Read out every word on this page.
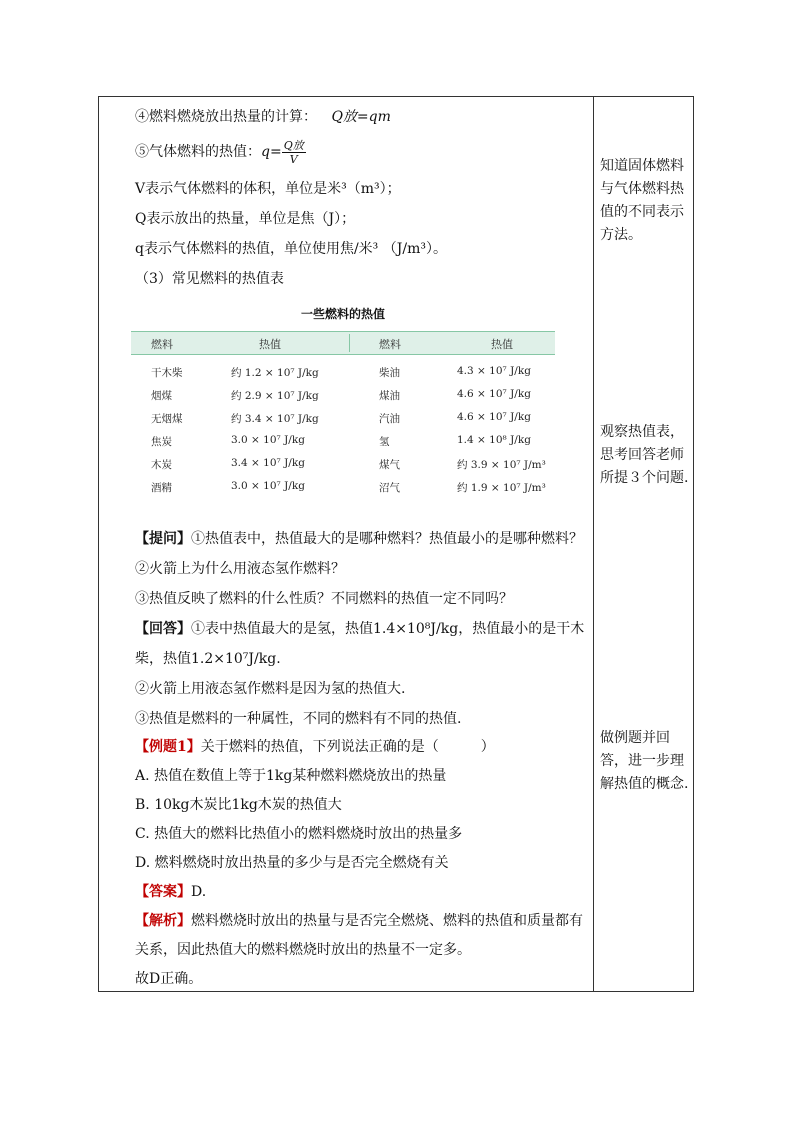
④燃料燃烧放出热量的计算： Q放=qm
⑤气体燃料的热值：$q= \frac{\text{Q放}}{V}$
V表示气体燃料的体积，单位是米³（m³）；
Q表示放出的热量，单位是焦（J）；
q表示气体燃料的热值，单位使用焦/米³ （J/m³）。
（3）常见燃料的热值表
一些燃料的热值
燃料	热值	燃料	热值
干木柴	约 1.2 × 10⁷ J/kg	柴油	4.3 × 10⁷ J/kg
烟煤	约 2.9 × 10⁷ J/kg	煤油	4.6 × 10⁷ J/kg
无烟煤	约 3.4 × 10⁷ J/kg	汽油	4.6 × 10⁷ J/kg
焦炭	3.0 × 10⁷ J/kg	氢	1.4 × 10⁸ J/kg
木炭	3.4 × 10⁷ J/kg	煤气	约 3.9 × 10⁷ J/m³
酒精	3.0 × 10⁷ J/kg	沼气	约 1.9 × 10⁷ J/m³
【提问】①热值表中，热值最大的是哪种燃料？热值最小的是哪种燃料？
②火箭上为什么用液态氢作燃料？
③热值反映了燃料的什么性质？不同燃料的热值一定不同吗？
【回答】①表中热值最大的是氢，热值1.4×10⁸J/kg，热值最小的是干木
柴，热值1.2×10⁷J/kg.
②火箭上用液态氢作燃料是因为氢的热值大.
③热值是燃料的一种属性，不同的燃料有不同的热值.
【例题1】关于燃料的热值，下列说法正确的是（　　　）
A. 热值在数值上等于1kg某种燃料燃烧放出的热量
B. 10kg木炭比1kg木炭的热值大
C. 热值大的燃料比热值小的燃料燃烧时放出的热量多
D. 燃料燃烧时放出热量的多少与是否完全燃烧有关
【答案】D.
【解析】燃料燃烧时放出的热量与是否完全燃烧、燃料的热值和质量都有
关系，因此热值大的燃料燃烧时放出的热量不一定多。
故D正确。
知道固体燃料
与气体燃料热
值的不同表示
方法。
观察热值表，
思考回答老师
所提３个问题.
做例题并回
答，进一步理
解热值的概念.
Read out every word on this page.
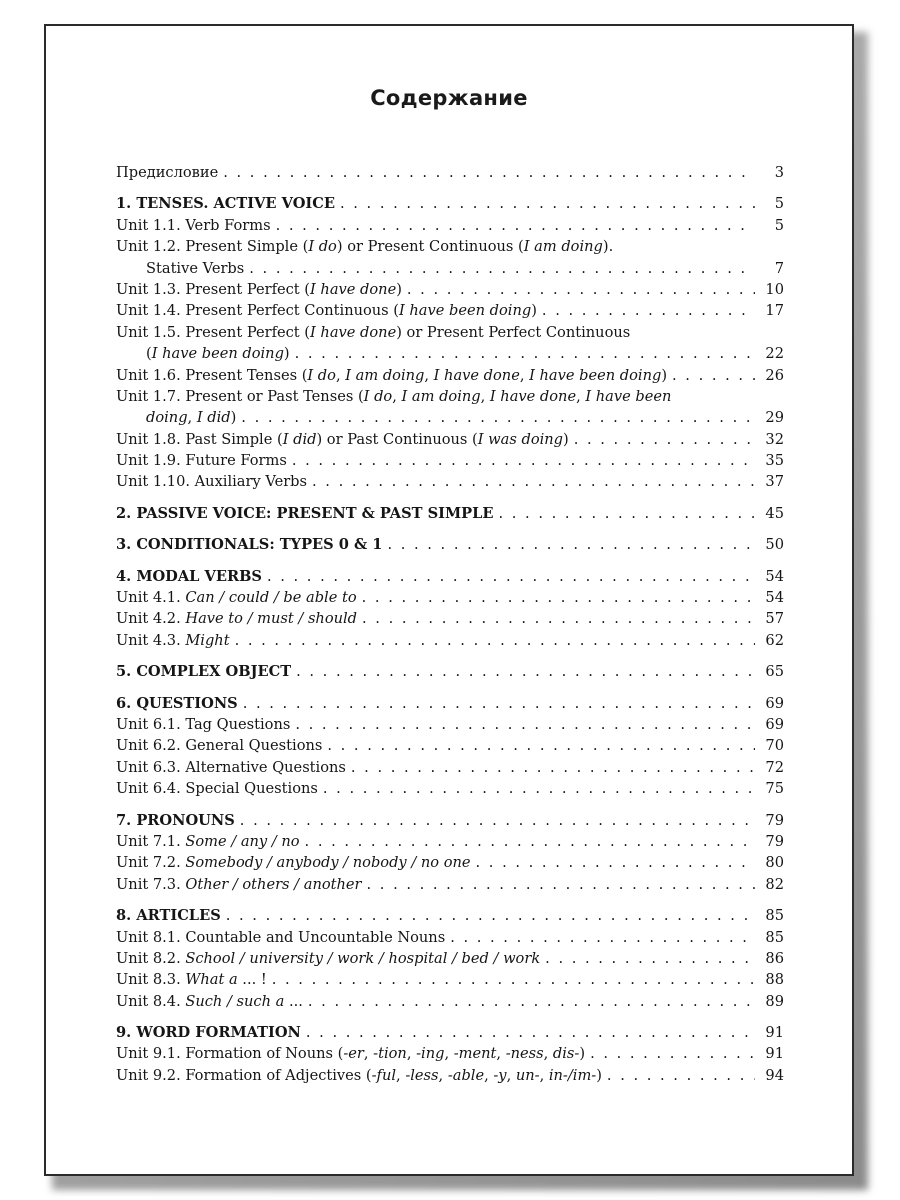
Содержание
Предисловие . . .	3
1. TENSES. ACTIVE VOICE . . .	5
Unit 1.1. Verb Forms . . .	5
Unit 1.2. Present Simple (I do) or Present Continuous (I am doing).
Stative Verbs . . .	7
Unit 1.3. Present Perfect (I have done) . . .	10
Unit 1.4. Present Perfect Continuous (I have been doing) . . .	17
Unit 1.5. Present Perfect (I have done) or Present Perfect Continuous
(I have been doing) . . .	22
Unit 1.6. Present Tenses (I do, I am doing, I have done, I have been doing) . . .	26
Unit 1.7. Present or Past Tenses (I do, I am doing, I have done, I have been
doing, I did) . . .	29
Unit 1.8. Past Simple (I did) or Past Continuous (I was doing) . . .	32
Unit 1.9. Future Forms . . .	35
Unit 1.10. Auxiliary Verbs . . .	37
2. PASSIVE VOICE: PRESENT & PAST SIMPLE . . .	45
3. CONDITIONALS: TYPES 0 & 1 . . .	50
4. MODAL VERBS . . .	54
Unit 4.1. Can / could / be able to . . .	54
Unit 4.2. Have to / must / should . . .	57
Unit 4.3. Might . . .	62
5. COMPLEX OBJECT . . .	65
6. QUESTIONS . . .	69
Unit 6.1. Tag Questions . . .	69
Unit 6.2. General Questions . . .	70
Unit 6.3. Alternative Questions . . .	72
Unit 6.4. Special Questions . . .	75
7. PRONOUNS . . .	79
Unit 7.1. Some / any / no . . .	79
Unit 7.2. Somebody / anybody / nobody / no one . . .	80
Unit 7.3. Other / others / another . . .	82
8. ARTICLES . . .	85
Unit 8.1. Countable and Uncountable Nouns . . .	85
Unit 8.2. School / university / work / hospital / bed / work . . .	86
Unit 8.3. What a ... ! . . .	88
Unit 8.4. Such / such a ... . . .	89
9. WORD FORMATION . . .	91
Unit 9.1. Formation of Nouns (-er, -tion, -ing, -ment, -ness, dis-) . . .	91
Unit 9.2. Formation of Adjectives (-ful, -less, -able, -y, un-, in-/im-) . . .	94
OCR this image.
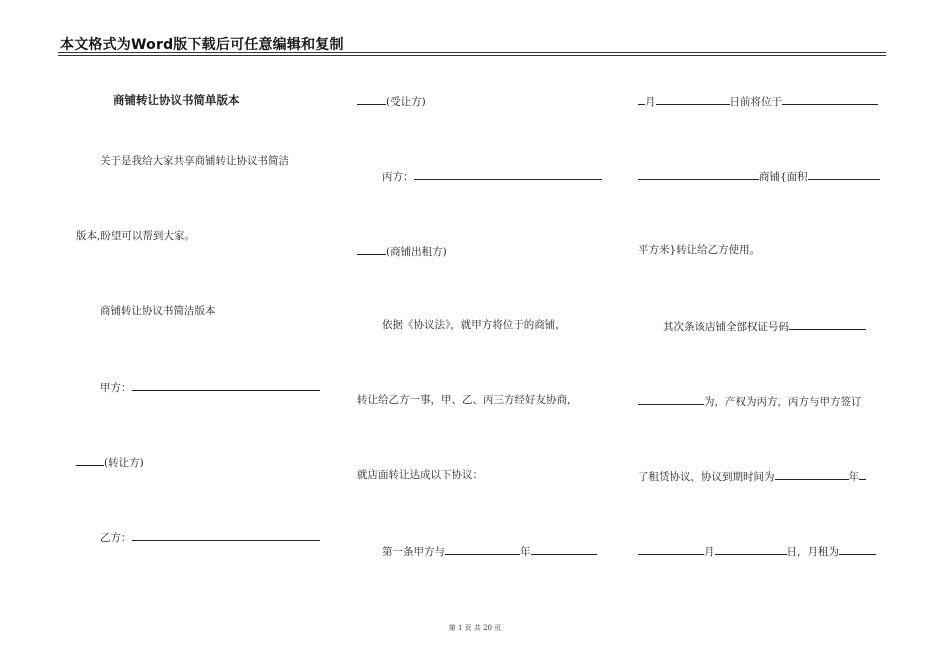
本文格式为Word版下载后可任意编辑和复制
商铺转让协议书简单版本
关于是我给大家共享商铺转让协议书简洁
版本,盼望可以帮到大家。
商铺转让协议书简洁版本
甲方：
(转让方)
乙方：
(受让方)
丙方：
(商铺出租方)
依据《协议法》，就甲方将位于的商铺，
转让给乙方一事，甲、乙、丙三方经好友协商，
就店面转让达成以下协议：
第一条甲方与	年
月	日前将位于
商铺{面积
平方米}转让给乙方使用。
其次条该店铺全部权证号码
为，产权为丙方，丙方与甲方签订
了租赁协议，协议到期时间为	年
月	日，月租为
第 1 页 共 20 页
=-=-=
- [PROBLEM DESCRIPTION]:
Your task is to reproduce all of the material exactly. The pictures stay out.

- [CORRECT RESULT]:
Read out every word on this page.
④燃料燃烧放出热量的计算： Q放=qm
⑤气体燃料的热值：$q= \frac{\text{Q放}}{V}$
V表示气体燃料的体积，单位是米³（m³）；
Q表示放出的热量，单位是焦（J）；
q表示气体燃料的热值，单位使用焦/米³ （J/m³）。
（3）常见燃料的热值表
一些燃料的热值
燃料	热值	燃料	热值
干木柴	约 1.2 × 10⁷ J/kg	柴油	4.3 × 10⁷ J/kg
烟煤	约 2.9 × 10⁷ J/kg	煤油	4.6 × 10⁷ J/kg
无烟煤	约 3.4 × 10⁷ J/kg	汽油	4.6 × 10⁷ J/kg
焦炭	3.0 × 10⁷ J/kg	氢	1.4 × 10⁸ J/kg
木炭	3.4 × 10⁷ J/kg	煤气	约 3.9 × 10⁷ J/m³
酒精	3.0 × 10⁷ J/kg	沼气	约 1.9 × 10⁷ J/m³
【提问】①热值表中，热值最大的是哪种燃料？热值最小的是哪种燃料？
②火箭上为什么用液态氢作燃料？
③热值反映了燃料的什么性质？不同燃料的热值一定不同吗？
【回答】①表中热值最大的是氢，热值1.4×10⁸J/kg，热值最小的是干木
柴，热值1.2×10⁷J/kg.
②火箭上用液态氢作燃料是因为氢的热值大.
③热值是燃料的一种属性，不同的燃料有不同的热值.
【例题1】关于燃料的热值，下列说法正确的是（　　　）
A. 热值在数值上等于1kg某种燃料燃烧放出的热量
B. 10kg木炭比1kg木炭的热值大
C. 热值大的燃料比热值小的燃料燃烧时放出的热量多
D. 燃料燃烧时放出热量的多少与是否完全燃烧有关
【答案】D.
【解析】燃料燃烧时放出的热量与是否完全燃烧、燃料的热值和质量都有
关系，因此热值大的燃料燃烧时放出的热量不一定多。
故D正确。
知道固体燃料
与气体燃料热
值的不同表示
方法。
观察热值表，
思考回答老师
所提３个问题.
做例题并回
答，进一步理
解热值的概念.
Read out every word on this page.
Содержание
Предисловие . . .	3
1. TENSES. ACTIVE VOICE . . .	5
Unit 1.1. Verb Forms . . .	5
Unit 1.2. Present Simple (I do) or Present Continuous (I am doing).
Stative Verbs . . .	7
Unit 1.3. Present Perfect (I have done) . . .	10
Unit 1.4. Present Perfect Continuous (I have been doing) . . .	17
Unit 1.5. Present Perfect (I have done) or Present Perfect Continuous
(I have been doing) . . .	22
Unit 1.6. Present Tenses (I do, I am doing, I have done, I have been doing) . . .	26
Unit 1.7. Present or Past Tenses (I do, I am doing, I have done, I have been
doing, I did) . . .	29
Unit 1.8. Past Simple (I did) or Past Continuous (I was doing) . . .	32
Unit 1.9. Future Forms . . .	35
Unit 1.10. Auxiliary Verbs . . .	37
2. PASSIVE VOICE: PRESENT & PAST SIMPLE . . .	45
3. CONDITIONALS: TYPES 0 & 1 . . .	50
4. MODAL VERBS . . .	54
Unit 4.1. Can / could / be able to . . .	54
Unit 4.2. Have to / must / should . . .	57
Unit 4.3. Might . . .	62
5. COMPLEX OBJECT . . .	65
6. QUESTIONS . . .	69
Unit 6.1. Tag Questions . . .	69
Unit 6.2. General Questions . . .	70
Unit 6.3. Alternative Questions . . .	72
Unit 6.4. Special Questions . . .	75
7. PRONOUNS . . .	79
Unit 7.1. Some / any / no . . .	79
Unit 7.2. Somebody / anybody / nobody / no one . . .	80
Unit 7.3. Other / others / another . . .	82
8. ARTICLES . . .	85
Unit 8.1. Countable and Uncountable Nouns . . .	85
Unit 8.2. School / university / work / hospital / bed / work . . .	86
Unit 8.3. What a ... ! . . .	88
Unit 8.4. Such / such a ... . . .	89
9. WORD FORMATION . . .	91
Unit 9.1. Formation of Nouns (-er, -tion, -ing, -ment, -ness, dis-) . . .	91
Unit 9.2. Formation of Adjectives (-ful, -less, -able, -y, un-, in-/im-) . . .	94
OCR this image.
本文格式为Word版下载后可任意编辑和复制
商铺转让协议书简单版本
关于是我给大家共享商铺转让协议书简洁
版本,盼望可以帮到大家。
商铺转让协议书简洁版本
甲方：
(转让方)
乙方：
(受让方)
丙方：
(商铺出租方)
依据《协议法》，就甲方将位于的商铺，
转让给乙方一事，甲、乙、丙三方经好友协商，
就店面转让达成以下协议：
第一条甲方与	年
月	日前将位于
商铺{面积
平方米}转让给乙方使用。
其次条该店铺全部权证号码
为，产权为丙方，丙方与甲方签订
了租赁协议，协议到期时间为	年
月	日，月租为
第 1 页 共 20 页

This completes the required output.